SHORT EXERCISE ▸ Pull out every line in the data that has the string "true" in it.

RECORDS SHOWN ▸
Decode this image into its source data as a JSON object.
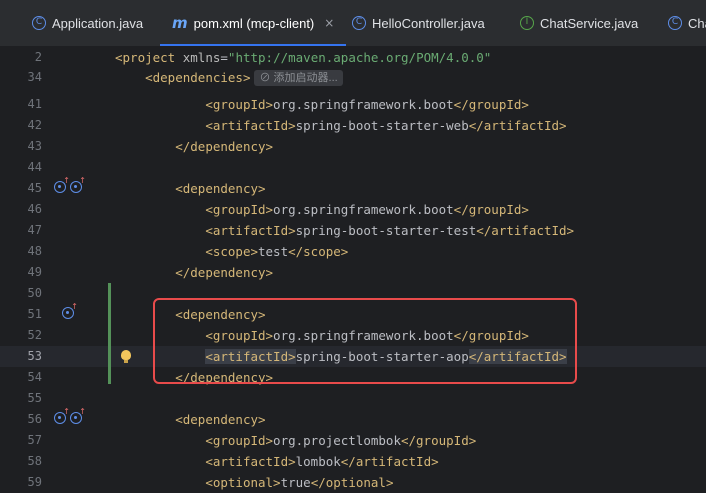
{
  "tabs": [
    {
      "label": "Application.java",
      "icon": "java-class-icon",
      "active": false
    },
    {
      "label": "pom.xml (mcp-client)",
      "icon": "maven-icon",
      "active": true
    },
    {
      "label": "HelloController.java",
      "icon": "java-class-icon",
      "active": false
    },
    {
      "label": "ChatService.java",
      "icon": "java-interface-icon",
      "active": false
    },
    {
      "label": "Cha",
      "icon": "java-class-icon",
      "active": false
    }
  ],
  "icons": {
    "class_glyph": "C",
    "interface_glyph": "I",
    "maven_glyph": "m",
    "close_glyph": "×"
  },
  "hint": "添加启动器...",
  "lines": [
    {
      "n": "2",
      "html": "<span class='tag'>&lt;project</span> <span class='attr'>xmlns</span><span class='txt'>=</span><span class='str'>\"http://maven.apache.org/POM/4.0.0\"</span>"
    },
    {
      "n": "34",
      "html": "    <span class='tag'>&lt;dependencies&gt;</span>"
    },
    {
      "n": "41",
      "html": "            <span class='tag'>&lt;groupId&gt;</span>org.springframework.boot<span class='tag'>&lt;/groupId&gt;</span>"
    },
    {
      "n": "42",
      "html": "            <span class='tag'>&lt;artifactId&gt;</span>spring-boot-starter-web<span class='tag'>&lt;/artifactId&gt;</span>"
    },
    {
      "n": "43",
      "html": "        <span class='tag'>&lt;/dependency&gt;</span>"
    },
    {
      "n": "44",
      "html": ""
    },
    {
      "n": "45",
      "html": "        <span class='tag'>&lt;dependency&gt;</span>"
    },
    {
      "n": "46",
      "html": "            <span class='tag'>&lt;groupId&gt;</span>org.springframework.boot<span class='tag'>&lt;/groupId&gt;</span>"
    },
    {
      "n": "47",
      "html": "            <span class='tag'>&lt;artifactId&gt;</span>spring-boot-starter-test<span class='tag'>&lt;/artifactId&gt;</span>"
    },
    {
      "n": "48",
      "html": "            <span class='tag'>&lt;scope&gt;</span>test<span class='tag'>&lt;/scope&gt;</span>"
    },
    {
      "n": "49",
      "html": "        <span class='tag'>&lt;/dependency&gt;</span>"
    },
    {
      "n": "50",
      "html": ""
    },
    {
      "n": "51",
      "html": "        <span class='tag'>&lt;dependency&gt;</span>"
    },
    {
      "n": "52",
      "html": "            <span class='tag'>&lt;groupId&gt;</span>org.springframework.boot<span class='tag'>&lt;/groupId&gt;</span>"
    },
    {
      "n": "53",
      "html": "            <span class='hl'><span class='tag'>&lt;artifactId&gt;</span></span>spring-boot-starter-aop<span class='hl'><span class='tag'>&lt;/artifactId&gt;</span></span>"
    },
    {
      "n": "54",
      "html": "        <span class='tag'>&lt;/dependency&gt;</span>"
    },
    {
      "n": "55",
      "html": ""
    },
    {
      "n": "56",
      "html": "        <span class='tag'>&lt;dependency&gt;</span>"
    },
    {
      "n": "57",
      "html": "            <span class='tag'>&lt;groupId&gt;</span>org.projectlombok<span class='tag'>&lt;/groupId&gt;</span>"
    },
    {
      "n": "58",
      "html": "            <span class='tag'>&lt;artifactId&gt;</span>lombok<span class='tag'>&lt;/artifactId&gt;</span>"
    },
    {
      "n": "59",
      "html": "            <span class='tag'>&lt;optional&gt;</span>true<span class='tag'>&lt;/optional&gt;</span>"
    }
  ],
  "current_line": "53"
}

ANSWER ▸
      "active": true
      "html": "            <span class='tag'>&lt;optional&gt;</span>true<span class='tag'>&lt;/optional&gt;</span>"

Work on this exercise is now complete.